Give only the number of lines in the records that include the string "заеднички".

◇ ◇ ◇

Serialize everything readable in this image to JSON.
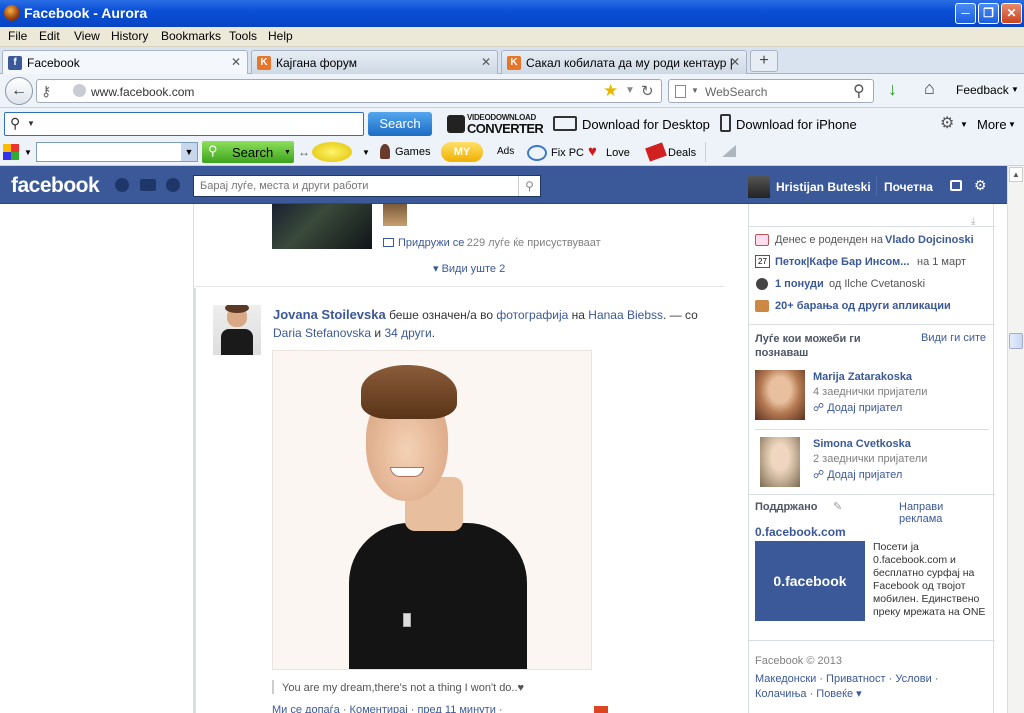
{
  "window": {
    "title": "Facebook - Aurora"
  },
  "menu": [
    "File",
    "Edit",
    "View",
    "History",
    "Bookmarks",
    "Tools",
    "Help"
  ],
  "tabs": [
    {
      "label": "Facebook",
      "icon": "f"
    },
    {
      "label": "Кајгана форум",
      "icon": "K"
    },
    {
      "label": "Сакал кобилата да му роди кентаур | ...",
      "icon": "K"
    }
  ],
  "nav": {
    "url": "www.facebook.com",
    "websearch_placeholder": "WebSearch",
    "feedback": "Feedback"
  },
  "toolbar1": {
    "search_btn": "Search",
    "vdc_line1": "VIDEODOWNLOAD",
    "vdc_line2": "CONVERTER",
    "download_desktop": "Download for Desktop",
    "download_iphone": "Download for iPhone",
    "more": "More"
  },
  "toolbar2": {
    "search_btn": "Search",
    "games": "Games",
    "my": "MY",
    "ads": "Ads",
    "fixpc": "Fix PC",
    "love": "Love",
    "deals": "Deals"
  },
  "fb": {
    "logo": "facebook",
    "search_placeholder": "Барај луѓе, места и други работи",
    "user": "Hristijan Buteski",
    "home": "Почетна"
  },
  "feed": {
    "event_join": "Придружи се",
    "event_count": " · 229 луѓе ќе присуствуваат",
    "see_more": "Види уште 2",
    "post_author": "Jovana Stoilevska",
    "post_text1": " беше означен/а во ",
    "post_photo": "фотографија",
    "post_text2": " на ",
    "post_owner": "Hanaa Biebss",
    "post_text3": ". — со ",
    "post_with": "Daria Stefanovska",
    "post_and": " и ",
    "post_others": "34 други",
    "post_end": ".",
    "caption": "You are my dream,there's not a thing I won't do..♥",
    "actions": "Ми се допаѓа · Коментирај · пред 11 минути ·"
  },
  "right": {
    "bday_prefix": "Денес е роденден на ",
    "bday_name": "Vlado Dojcinoski",
    "event_date": "27",
    "event_name": "Петок|Кафе Бар Инсом...",
    "event_when": " на 1 март",
    "offer_bold": "1 понуди",
    "offer_from": " од Ilche Cvetanoski",
    "app_requests": "20+ барања од други апликации",
    "pymk_title": "Луѓе кои можеби ги познаваш",
    "pymk_see_all": "Види ги сите",
    "people": [
      {
        "name": "Marija Zatarakoska",
        "mutual": "4 заеднички пријатели",
        "add": "Додај пријател"
      },
      {
        "name": "Simona Cvetkoska",
        "mutual": "2 заеднички пријатели",
        "add": "Додај пријател"
      }
    ],
    "sponsored": "Поддржано",
    "create_ad": "Направи реклама",
    "ad_title": "0.facebook.com",
    "ad_image_text": "0.facebook",
    "ad_text": "Посети ја 0.facebook.com и бесплатно сурфај на Facebook од твојот мобилен. Единствено преку мрежата на ONE",
    "footer_copy": "Facebook © 2013",
    "footer_links1": "Македонски · Приватност · Услови ·",
    "footer_links2": "Колачиња · Повеќе ▾"
  },
  "colors": {
    "fb_blue": "#3b5998",
    "link": "#3b5998",
    "title_blue": "#0a4fd6"
  }
}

◇ ◇ ◇

◆ **RESULT**:
2